- Problem to work on -
Go through the entries below and collect each line with the string "Palavra" in it.

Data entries
:::

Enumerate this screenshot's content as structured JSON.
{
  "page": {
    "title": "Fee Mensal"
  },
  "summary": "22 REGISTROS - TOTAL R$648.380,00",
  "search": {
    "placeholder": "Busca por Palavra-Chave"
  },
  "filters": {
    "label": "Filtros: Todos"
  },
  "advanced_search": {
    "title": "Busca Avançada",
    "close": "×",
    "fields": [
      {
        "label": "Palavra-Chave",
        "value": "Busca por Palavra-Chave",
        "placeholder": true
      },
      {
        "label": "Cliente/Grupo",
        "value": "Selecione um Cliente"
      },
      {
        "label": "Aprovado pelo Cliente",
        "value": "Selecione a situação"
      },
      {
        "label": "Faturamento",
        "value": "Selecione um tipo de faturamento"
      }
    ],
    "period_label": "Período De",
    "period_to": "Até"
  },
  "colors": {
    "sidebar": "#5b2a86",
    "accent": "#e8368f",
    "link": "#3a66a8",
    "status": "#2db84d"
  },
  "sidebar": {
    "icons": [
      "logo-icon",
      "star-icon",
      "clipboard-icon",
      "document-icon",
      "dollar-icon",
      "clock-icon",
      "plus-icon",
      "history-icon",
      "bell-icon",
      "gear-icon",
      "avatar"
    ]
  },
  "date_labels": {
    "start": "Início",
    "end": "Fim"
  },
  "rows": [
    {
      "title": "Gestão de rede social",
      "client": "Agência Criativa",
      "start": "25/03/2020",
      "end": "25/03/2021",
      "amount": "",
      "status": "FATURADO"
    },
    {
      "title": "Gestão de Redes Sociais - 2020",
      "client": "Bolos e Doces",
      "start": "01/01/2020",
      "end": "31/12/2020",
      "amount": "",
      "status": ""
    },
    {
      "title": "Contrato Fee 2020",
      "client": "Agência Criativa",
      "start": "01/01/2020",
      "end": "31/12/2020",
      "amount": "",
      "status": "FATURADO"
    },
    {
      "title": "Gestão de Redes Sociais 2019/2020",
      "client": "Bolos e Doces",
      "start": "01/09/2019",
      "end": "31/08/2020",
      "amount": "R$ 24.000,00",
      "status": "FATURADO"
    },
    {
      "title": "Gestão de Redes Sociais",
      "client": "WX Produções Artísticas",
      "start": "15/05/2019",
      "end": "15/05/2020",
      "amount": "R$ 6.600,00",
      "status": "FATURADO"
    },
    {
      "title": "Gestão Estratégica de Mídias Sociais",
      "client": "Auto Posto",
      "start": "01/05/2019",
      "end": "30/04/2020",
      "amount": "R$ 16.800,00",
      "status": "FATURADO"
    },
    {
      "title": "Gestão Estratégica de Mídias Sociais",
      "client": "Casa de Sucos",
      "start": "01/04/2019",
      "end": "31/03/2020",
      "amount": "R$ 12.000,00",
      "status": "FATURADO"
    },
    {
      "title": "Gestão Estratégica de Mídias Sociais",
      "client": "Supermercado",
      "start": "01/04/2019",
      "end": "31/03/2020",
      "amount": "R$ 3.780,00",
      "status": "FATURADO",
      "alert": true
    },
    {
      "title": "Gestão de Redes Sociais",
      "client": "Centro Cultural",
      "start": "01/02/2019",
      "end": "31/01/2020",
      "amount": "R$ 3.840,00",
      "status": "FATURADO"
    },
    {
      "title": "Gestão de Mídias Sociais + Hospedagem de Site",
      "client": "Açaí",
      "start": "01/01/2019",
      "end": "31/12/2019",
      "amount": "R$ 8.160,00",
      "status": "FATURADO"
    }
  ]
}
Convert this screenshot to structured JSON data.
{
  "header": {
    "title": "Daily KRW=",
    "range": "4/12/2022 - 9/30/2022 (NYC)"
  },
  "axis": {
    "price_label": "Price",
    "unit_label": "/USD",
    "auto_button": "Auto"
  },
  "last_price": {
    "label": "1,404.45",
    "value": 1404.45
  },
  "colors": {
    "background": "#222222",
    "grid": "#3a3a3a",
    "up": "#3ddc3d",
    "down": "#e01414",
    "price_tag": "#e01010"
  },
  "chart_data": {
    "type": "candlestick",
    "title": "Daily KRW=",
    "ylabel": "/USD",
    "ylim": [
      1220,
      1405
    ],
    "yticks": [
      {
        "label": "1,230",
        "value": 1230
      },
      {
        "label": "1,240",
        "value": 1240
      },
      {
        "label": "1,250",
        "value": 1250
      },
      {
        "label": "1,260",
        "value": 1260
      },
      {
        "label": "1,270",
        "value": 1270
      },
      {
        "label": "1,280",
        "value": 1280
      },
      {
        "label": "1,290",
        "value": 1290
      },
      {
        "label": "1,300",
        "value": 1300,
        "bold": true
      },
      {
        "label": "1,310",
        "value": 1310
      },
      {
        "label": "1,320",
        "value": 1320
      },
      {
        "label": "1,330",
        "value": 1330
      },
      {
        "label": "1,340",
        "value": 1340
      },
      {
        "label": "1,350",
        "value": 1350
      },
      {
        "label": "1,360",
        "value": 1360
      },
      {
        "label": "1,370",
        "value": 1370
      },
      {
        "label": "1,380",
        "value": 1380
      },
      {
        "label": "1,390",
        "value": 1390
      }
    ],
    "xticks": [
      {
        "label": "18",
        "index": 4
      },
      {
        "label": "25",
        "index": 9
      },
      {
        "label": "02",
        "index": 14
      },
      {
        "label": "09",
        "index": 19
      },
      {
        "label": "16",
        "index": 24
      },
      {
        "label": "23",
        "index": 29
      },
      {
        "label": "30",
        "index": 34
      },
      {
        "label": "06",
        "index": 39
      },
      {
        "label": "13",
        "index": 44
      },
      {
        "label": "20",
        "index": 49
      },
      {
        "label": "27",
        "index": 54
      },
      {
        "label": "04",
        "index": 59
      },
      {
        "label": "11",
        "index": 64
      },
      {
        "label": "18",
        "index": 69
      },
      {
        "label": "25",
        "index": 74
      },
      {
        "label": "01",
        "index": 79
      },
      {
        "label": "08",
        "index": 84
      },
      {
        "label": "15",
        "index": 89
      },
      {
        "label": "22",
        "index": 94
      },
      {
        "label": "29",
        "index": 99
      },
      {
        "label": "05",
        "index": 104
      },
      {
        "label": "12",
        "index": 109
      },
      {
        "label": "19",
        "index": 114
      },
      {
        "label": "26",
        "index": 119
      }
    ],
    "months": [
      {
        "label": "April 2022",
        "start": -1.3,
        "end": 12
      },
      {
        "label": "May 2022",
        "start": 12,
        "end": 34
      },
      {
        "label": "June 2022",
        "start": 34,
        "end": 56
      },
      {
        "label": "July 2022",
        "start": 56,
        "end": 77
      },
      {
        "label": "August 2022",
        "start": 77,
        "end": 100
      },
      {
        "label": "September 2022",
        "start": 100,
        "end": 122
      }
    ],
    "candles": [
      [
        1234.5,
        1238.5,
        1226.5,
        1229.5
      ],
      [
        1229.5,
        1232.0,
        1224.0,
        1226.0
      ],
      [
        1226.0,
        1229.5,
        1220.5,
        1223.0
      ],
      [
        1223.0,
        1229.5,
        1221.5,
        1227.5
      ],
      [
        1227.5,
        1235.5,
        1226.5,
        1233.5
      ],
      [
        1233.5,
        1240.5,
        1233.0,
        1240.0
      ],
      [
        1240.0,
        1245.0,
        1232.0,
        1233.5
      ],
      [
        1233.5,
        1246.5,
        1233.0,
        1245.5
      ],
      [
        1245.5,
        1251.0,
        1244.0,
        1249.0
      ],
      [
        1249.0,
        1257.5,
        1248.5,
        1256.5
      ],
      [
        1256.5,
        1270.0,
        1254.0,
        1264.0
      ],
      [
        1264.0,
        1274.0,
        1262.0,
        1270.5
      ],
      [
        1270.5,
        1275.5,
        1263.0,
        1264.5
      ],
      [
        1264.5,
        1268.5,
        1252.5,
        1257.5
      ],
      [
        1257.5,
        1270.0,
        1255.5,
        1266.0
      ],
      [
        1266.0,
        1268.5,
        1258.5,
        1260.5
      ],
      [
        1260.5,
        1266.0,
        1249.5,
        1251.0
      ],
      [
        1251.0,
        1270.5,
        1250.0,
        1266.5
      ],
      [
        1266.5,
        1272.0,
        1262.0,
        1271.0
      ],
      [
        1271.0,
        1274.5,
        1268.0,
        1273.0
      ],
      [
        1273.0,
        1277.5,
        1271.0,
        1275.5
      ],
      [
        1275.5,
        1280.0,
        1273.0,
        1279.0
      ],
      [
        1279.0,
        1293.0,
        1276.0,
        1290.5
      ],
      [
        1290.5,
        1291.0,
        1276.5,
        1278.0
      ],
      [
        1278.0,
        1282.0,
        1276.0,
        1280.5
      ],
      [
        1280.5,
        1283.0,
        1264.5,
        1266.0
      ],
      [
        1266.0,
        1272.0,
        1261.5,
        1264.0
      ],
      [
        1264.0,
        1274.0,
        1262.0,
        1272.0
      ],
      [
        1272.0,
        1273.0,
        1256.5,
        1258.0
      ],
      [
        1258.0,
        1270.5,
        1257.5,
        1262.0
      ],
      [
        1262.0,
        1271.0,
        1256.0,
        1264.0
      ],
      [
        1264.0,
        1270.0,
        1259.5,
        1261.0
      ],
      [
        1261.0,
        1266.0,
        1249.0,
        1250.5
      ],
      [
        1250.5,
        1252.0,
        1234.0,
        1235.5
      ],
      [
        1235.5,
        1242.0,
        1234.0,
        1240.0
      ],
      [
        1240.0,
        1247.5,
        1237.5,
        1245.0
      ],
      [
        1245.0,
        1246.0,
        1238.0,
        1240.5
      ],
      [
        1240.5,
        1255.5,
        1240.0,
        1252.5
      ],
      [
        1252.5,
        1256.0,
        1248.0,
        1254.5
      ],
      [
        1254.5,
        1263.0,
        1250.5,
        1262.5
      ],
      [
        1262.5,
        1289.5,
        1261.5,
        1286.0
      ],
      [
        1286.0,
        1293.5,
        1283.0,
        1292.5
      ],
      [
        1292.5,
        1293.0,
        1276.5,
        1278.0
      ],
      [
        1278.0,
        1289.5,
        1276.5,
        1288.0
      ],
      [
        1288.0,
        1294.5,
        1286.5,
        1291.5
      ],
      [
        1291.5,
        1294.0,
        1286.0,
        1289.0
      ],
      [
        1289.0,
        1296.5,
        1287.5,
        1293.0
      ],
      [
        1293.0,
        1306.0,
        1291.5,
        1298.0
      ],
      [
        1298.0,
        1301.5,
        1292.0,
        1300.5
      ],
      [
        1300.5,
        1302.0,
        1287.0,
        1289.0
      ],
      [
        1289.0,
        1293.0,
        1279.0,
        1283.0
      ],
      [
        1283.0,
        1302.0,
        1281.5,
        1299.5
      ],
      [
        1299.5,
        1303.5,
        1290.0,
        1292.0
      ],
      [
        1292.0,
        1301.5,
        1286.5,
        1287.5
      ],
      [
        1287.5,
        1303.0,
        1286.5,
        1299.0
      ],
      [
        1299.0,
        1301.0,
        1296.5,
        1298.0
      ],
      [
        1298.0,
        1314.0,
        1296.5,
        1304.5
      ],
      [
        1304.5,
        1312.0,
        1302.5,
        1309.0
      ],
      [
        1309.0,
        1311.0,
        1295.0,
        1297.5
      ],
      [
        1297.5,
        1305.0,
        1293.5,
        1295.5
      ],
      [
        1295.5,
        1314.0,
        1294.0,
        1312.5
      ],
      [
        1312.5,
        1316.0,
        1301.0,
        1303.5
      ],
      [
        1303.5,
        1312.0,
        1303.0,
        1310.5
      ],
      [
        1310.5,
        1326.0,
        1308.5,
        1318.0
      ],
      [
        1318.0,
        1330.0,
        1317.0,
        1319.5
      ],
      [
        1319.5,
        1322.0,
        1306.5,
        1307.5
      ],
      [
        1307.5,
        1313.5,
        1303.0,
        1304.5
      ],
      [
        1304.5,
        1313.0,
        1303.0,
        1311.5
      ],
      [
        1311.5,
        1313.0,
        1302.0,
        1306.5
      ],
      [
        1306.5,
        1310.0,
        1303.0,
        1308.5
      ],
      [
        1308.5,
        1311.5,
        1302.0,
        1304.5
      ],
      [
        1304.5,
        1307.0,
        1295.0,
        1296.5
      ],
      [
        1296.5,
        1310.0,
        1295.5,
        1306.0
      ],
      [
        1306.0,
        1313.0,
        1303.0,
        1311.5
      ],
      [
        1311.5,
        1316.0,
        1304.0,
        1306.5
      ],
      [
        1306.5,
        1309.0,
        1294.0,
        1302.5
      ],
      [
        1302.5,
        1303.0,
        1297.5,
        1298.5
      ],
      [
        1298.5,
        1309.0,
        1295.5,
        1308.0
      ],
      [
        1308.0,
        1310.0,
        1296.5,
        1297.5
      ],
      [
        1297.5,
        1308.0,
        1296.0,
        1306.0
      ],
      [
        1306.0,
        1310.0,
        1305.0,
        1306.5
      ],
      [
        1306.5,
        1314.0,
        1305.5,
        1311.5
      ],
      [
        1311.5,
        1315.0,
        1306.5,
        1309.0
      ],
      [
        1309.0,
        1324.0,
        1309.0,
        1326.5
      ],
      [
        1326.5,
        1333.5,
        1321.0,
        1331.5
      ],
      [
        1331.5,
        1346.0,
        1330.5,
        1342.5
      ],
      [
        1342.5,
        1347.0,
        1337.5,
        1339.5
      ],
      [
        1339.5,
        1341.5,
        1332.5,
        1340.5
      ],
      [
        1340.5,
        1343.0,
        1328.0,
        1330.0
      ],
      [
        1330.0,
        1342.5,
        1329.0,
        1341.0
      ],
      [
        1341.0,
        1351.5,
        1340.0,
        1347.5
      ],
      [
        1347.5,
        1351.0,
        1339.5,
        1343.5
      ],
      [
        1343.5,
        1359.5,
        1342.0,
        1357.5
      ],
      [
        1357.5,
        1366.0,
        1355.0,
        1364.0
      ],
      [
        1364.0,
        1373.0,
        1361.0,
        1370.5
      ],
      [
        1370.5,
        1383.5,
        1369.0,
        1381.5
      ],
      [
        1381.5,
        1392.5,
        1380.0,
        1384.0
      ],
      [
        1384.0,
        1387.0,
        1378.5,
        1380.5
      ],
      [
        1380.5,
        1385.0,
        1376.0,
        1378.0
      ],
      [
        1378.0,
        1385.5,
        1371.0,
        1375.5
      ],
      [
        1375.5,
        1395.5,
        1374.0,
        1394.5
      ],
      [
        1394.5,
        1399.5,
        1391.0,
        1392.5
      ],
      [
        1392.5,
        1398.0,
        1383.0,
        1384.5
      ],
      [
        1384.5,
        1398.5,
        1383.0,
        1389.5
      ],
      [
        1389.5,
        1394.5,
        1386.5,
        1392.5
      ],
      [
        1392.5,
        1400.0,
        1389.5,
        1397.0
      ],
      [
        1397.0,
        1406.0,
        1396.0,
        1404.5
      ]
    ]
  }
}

:::

- Solved exercise -
    "placeholder": "Busca por Palavra-Chave"
        "label": "Palavra-Chave",
        "value": "Busca por Palavra-Chave",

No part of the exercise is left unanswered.